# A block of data
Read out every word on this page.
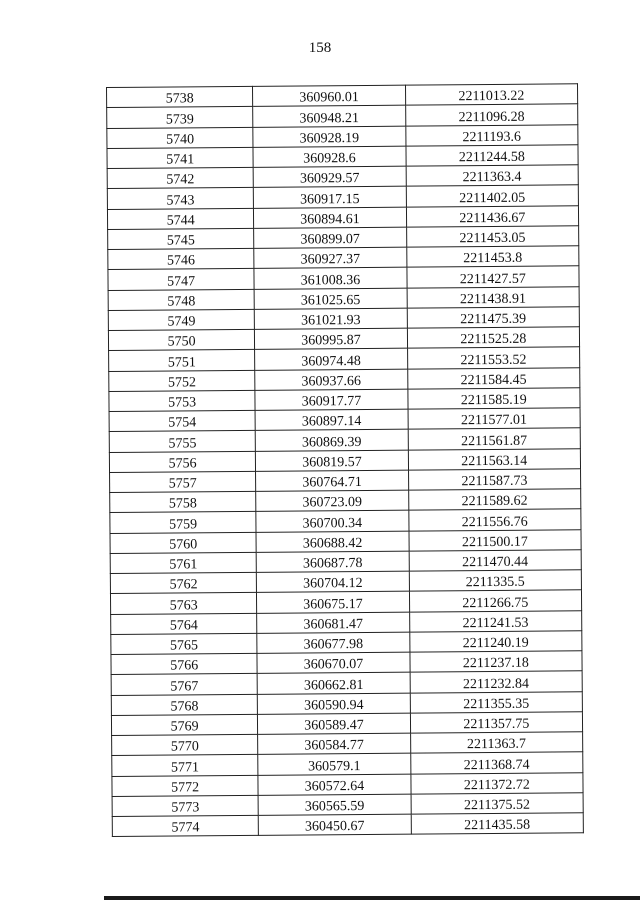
158
5738	360960.01	2211013.22
5739	360948.21	2211096.28
5740	360928.19	2211193.6
5741	360928.6	2211244.58
5742	360929.57	2211363.4
5743	360917.15	2211402.05
5744	360894.61	2211436.67
5745	360899.07	2211453.05
5746	360927.37	2211453.8
5747	361008.36	2211427.57
5748	361025.65	2211438.91
5749	361021.93	2211475.39
5750	360995.87	2211525.28
5751	360974.48	2211553.52
5752	360937.66	2211584.45
5753	360917.77	2211585.19
5754	360897.14	2211577.01
5755	360869.39	2211561.87
5756	360819.57	2211563.14
5757	360764.71	2211587.73
5758	360723.09	2211589.62
5759	360700.34	2211556.76
5760	360688.42	2211500.17
5761	360687.78	2211470.44
5762	360704.12	2211335.5
5763	360675.17	2211266.75
5764	360681.47	2211241.53
5765	360677.98	2211240.19
5766	360670.07	2211237.18
5767	360662.81	2211232.84
5768	360590.94	2211355.35
5769	360589.47	2211357.75
5770	360584.77	2211363.7
5771	360579.1	2211368.74
5772	360572.64	2211372.72
5773	360565.59	2211375.52
5774	360450.67	2211435.58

# Exercise objective
From the records given above, reproduce all text exactly and exclude each picture.

# The completed task
Read out every word on this page.
158
5738	360960.01	2211013.22
5739	360948.21	2211096.28
5740	360928.19	2211193.6
5741	360928.6	2211244.58
5742	360929.57	2211363.4
5743	360917.15	2211402.05
5744	360894.61	2211436.67
5745	360899.07	2211453.05
5746	360927.37	2211453.8
5747	361008.36	2211427.57
5748	361025.65	2211438.91
5749	361021.93	2211475.39
5750	360995.87	2211525.28
5751	360974.48	2211553.52
5752	360937.66	2211584.45
5753	360917.77	2211585.19
5754	360897.14	2211577.01
5755	360869.39	2211561.87
5756	360819.57	2211563.14
5757	360764.71	2211587.73
5758	360723.09	2211589.62
5759	360700.34	2211556.76
5760	360688.42	2211500.17
5761	360687.78	2211470.44
5762	360704.12	2211335.5
5763	360675.17	2211266.75
5764	360681.47	2211241.53
5765	360677.98	2211240.19
5766	360670.07	2211237.18
5767	360662.81	2211232.84
5768	360590.94	2211355.35
5769	360589.47	2211357.75
5770	360584.77	2211363.7
5771	360579.1	2211368.74
5772	360572.64	2211372.72
5773	360565.59	2211375.52
5774	360450.67	2211435.58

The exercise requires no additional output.